Work to be completed >>
Search the material for the word "this" and report each line where it turns up.

__________________________________________________

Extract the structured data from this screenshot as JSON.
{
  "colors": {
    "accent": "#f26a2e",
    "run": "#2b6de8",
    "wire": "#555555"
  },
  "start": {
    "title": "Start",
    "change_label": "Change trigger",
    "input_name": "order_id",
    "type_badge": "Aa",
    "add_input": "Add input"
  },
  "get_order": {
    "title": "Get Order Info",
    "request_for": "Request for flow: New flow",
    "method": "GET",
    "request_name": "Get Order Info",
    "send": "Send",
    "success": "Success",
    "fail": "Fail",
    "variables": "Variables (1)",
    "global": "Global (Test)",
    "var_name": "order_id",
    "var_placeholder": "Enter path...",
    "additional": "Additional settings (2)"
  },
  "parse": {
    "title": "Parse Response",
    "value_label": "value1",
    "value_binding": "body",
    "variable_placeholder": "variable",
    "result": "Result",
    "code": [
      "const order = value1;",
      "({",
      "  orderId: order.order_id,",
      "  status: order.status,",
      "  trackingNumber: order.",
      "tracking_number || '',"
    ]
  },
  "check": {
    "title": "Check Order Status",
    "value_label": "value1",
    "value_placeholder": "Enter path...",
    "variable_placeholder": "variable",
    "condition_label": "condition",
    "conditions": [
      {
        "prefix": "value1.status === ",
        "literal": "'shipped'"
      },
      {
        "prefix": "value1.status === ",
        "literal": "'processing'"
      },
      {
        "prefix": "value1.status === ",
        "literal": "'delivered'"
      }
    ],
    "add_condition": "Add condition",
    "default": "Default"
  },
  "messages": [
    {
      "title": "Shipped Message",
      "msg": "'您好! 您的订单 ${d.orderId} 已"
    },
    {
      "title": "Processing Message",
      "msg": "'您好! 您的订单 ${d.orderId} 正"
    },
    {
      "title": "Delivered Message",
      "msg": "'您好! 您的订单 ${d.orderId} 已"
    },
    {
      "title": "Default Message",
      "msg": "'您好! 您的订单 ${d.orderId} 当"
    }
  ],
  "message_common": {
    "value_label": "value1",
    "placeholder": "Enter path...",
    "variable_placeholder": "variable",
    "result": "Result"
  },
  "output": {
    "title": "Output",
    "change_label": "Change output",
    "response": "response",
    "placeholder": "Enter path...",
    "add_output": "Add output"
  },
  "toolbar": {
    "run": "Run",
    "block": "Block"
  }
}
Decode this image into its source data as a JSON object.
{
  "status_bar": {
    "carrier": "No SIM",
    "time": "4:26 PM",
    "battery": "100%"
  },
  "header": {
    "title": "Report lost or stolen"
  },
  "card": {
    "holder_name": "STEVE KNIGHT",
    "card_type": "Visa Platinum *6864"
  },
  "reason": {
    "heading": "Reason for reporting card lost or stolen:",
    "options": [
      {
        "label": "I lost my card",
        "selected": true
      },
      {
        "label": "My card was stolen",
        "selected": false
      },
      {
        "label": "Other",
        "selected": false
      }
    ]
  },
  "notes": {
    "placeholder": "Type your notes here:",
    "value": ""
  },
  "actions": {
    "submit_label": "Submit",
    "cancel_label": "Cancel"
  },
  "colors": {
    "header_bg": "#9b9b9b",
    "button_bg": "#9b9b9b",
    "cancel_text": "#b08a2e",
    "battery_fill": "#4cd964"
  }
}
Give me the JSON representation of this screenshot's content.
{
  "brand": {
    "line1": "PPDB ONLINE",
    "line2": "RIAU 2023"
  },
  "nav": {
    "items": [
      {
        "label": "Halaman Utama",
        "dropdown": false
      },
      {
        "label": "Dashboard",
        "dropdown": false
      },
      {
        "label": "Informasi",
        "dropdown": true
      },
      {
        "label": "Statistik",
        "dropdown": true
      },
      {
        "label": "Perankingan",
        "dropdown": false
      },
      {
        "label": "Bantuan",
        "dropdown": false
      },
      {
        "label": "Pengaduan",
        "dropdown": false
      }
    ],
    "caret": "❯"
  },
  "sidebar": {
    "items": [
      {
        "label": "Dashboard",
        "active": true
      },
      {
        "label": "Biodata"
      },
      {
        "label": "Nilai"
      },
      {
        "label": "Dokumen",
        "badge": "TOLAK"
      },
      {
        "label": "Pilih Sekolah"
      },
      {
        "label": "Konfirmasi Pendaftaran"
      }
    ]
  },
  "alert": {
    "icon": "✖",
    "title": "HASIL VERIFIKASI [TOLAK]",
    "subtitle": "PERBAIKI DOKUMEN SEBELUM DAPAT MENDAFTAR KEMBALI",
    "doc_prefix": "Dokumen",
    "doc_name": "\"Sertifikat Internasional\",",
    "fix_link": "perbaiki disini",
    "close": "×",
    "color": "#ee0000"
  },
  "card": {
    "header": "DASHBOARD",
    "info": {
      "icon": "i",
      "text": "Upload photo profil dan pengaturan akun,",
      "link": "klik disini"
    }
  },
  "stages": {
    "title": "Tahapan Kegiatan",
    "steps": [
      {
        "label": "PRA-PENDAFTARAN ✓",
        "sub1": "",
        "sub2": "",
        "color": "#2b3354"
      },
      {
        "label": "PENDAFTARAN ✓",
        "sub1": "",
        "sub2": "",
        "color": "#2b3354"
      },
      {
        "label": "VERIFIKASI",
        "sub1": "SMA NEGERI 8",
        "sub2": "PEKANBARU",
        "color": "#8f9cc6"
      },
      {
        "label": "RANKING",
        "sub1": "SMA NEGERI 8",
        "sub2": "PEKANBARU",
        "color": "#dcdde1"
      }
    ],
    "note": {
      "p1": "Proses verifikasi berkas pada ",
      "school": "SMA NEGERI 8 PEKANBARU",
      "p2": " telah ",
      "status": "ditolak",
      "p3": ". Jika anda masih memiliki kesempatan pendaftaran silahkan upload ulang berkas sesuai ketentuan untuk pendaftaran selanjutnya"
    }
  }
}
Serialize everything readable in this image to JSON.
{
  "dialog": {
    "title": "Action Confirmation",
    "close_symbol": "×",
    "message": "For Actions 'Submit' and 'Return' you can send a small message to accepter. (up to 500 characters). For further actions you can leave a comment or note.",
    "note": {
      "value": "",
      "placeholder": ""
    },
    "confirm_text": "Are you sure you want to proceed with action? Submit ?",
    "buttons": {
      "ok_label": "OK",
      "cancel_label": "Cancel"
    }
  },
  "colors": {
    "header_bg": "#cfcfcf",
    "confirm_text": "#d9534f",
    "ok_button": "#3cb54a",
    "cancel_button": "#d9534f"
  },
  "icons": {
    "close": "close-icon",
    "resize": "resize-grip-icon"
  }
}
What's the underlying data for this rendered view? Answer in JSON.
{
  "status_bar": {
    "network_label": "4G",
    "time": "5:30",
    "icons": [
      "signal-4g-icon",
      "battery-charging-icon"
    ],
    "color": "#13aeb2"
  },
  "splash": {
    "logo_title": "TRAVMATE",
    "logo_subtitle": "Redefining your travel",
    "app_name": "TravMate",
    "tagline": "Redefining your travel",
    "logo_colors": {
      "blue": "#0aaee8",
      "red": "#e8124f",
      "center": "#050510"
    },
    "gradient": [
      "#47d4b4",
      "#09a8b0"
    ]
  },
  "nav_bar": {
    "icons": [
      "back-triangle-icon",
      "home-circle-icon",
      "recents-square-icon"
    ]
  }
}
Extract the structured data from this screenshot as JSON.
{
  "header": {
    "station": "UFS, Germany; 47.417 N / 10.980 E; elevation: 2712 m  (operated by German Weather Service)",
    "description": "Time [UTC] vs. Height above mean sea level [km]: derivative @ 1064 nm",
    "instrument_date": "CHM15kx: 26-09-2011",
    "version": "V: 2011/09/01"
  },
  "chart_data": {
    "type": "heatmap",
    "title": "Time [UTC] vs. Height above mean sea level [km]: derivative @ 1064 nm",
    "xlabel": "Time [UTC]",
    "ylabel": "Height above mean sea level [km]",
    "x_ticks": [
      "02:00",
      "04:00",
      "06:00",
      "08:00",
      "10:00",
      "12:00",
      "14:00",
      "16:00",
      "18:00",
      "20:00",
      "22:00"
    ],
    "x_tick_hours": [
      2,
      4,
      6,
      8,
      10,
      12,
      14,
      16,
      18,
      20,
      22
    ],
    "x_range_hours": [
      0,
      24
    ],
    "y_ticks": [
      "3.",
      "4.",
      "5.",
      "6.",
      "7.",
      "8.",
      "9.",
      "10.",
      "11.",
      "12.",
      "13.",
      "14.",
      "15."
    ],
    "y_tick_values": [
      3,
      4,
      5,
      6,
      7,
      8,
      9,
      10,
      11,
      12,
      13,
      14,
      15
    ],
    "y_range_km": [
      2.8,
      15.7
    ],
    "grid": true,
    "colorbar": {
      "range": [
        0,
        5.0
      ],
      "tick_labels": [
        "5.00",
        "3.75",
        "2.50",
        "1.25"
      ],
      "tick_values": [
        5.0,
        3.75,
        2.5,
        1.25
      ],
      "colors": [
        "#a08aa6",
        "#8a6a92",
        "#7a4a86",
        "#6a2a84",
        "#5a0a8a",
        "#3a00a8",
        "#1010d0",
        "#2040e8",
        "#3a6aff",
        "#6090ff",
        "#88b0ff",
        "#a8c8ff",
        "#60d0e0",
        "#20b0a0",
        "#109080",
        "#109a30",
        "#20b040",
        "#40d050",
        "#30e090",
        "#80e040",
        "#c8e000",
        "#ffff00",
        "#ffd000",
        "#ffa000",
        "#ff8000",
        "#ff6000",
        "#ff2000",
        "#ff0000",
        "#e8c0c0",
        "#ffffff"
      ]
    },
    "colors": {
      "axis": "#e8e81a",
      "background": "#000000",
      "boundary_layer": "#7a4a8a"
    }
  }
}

__________________________________________________

Complete answer >>
Extract the structured data from this screenshot as JSON.
Decode this image into its source data as a JSON object.
Give me the JSON representation of this screenshot's content.
Serialize everything readable in this image to JSON.
What's the underlying data for this rendered view? Answer in JSON.
Extract the structured data from this screenshot as JSON.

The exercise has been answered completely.